EXERCISE GOAL: Read the data and repeat it in full, exactly.

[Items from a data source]
^^^^

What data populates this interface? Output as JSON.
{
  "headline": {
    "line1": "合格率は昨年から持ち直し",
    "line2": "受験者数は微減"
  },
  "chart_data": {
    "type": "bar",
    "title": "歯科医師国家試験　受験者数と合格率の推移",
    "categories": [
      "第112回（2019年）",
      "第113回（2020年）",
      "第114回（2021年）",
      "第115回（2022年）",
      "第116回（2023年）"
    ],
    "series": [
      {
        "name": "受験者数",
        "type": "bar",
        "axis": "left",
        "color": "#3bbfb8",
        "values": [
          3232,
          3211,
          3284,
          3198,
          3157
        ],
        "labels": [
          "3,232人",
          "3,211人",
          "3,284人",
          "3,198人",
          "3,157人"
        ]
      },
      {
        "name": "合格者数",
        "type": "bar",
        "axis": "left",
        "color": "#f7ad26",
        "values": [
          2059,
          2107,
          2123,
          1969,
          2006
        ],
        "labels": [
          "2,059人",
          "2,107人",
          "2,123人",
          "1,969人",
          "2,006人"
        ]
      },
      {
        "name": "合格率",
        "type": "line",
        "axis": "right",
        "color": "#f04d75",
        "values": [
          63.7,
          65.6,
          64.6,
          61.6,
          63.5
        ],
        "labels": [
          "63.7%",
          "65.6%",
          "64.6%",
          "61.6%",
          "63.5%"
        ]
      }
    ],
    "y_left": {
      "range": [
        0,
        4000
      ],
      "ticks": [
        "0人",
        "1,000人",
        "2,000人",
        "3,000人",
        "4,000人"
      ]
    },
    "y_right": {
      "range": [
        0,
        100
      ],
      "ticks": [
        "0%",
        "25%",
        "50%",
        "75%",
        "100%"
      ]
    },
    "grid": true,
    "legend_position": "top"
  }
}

^^^^

ANSWER TO THE PROBLEM:
What data populates this interface? Output as JSON.
{
  "headline": {
    "line1": "合格率は昨年から持ち直し",
    "line2": "受験者数は微減"
  },
  "chart_data": {
    "type": "bar",
    "title": "歯科医師国家試験　受験者数と合格率の推移",
    "categories": [
      "第112回（2019年）",
      "第113回（2020年）",
      "第114回（2021年）",
      "第115回（2022年）",
      "第116回（2023年）"
    ],
    "series": [
      {
        "name": "受験者数",
        "type": "bar",
        "axis": "left",
        "color": "#3bbfb8",
        "values": [
          3232,
          3211,
          3284,
          3198,
          3157
        ],
        "labels": [
          "3,232人",
          "3,211人",
          "3,284人",
          "3,198人",
          "3,157人"
        ]
      },
      {
        "name": "合格者数",
        "type": "bar",
        "axis": "left",
        "color": "#f7ad26",
        "values": [
          2059,
          2107,
          2123,
          1969,
          2006
        ],
        "labels": [
          "2,059人",
          "2,107人",
          "2,123人",
          "1,969人",
          "2,006人"
        ]
      },
      {
        "name": "合格率",
        "type": "line",
        "axis": "right",
        "color": "#f04d75",
        "values": [
          63.7,
          65.6,
          64.6,
          61.6,
          63.5
        ],
        "labels": [
          "63.7%",
          "65.6%",
          "64.6%",
          "61.6%",
          "63.5%"
        ]
      }
    ],
    "y_left": {
      "range": [
        0,
        4000
      ],
      "ticks": [
        "0人",
        "1,000人",
        "2,000人",
        "3,000人",
        "4,000人"
      ]
    },
    "y_right": {
      "range": [
        0,
        100
      ],
      "ticks": [
        "0%",
        "25%",
        "50%",
        "75%",
        "100%"
      ]
    },
    "grid": true,
    "legend_position": "top"
  }
}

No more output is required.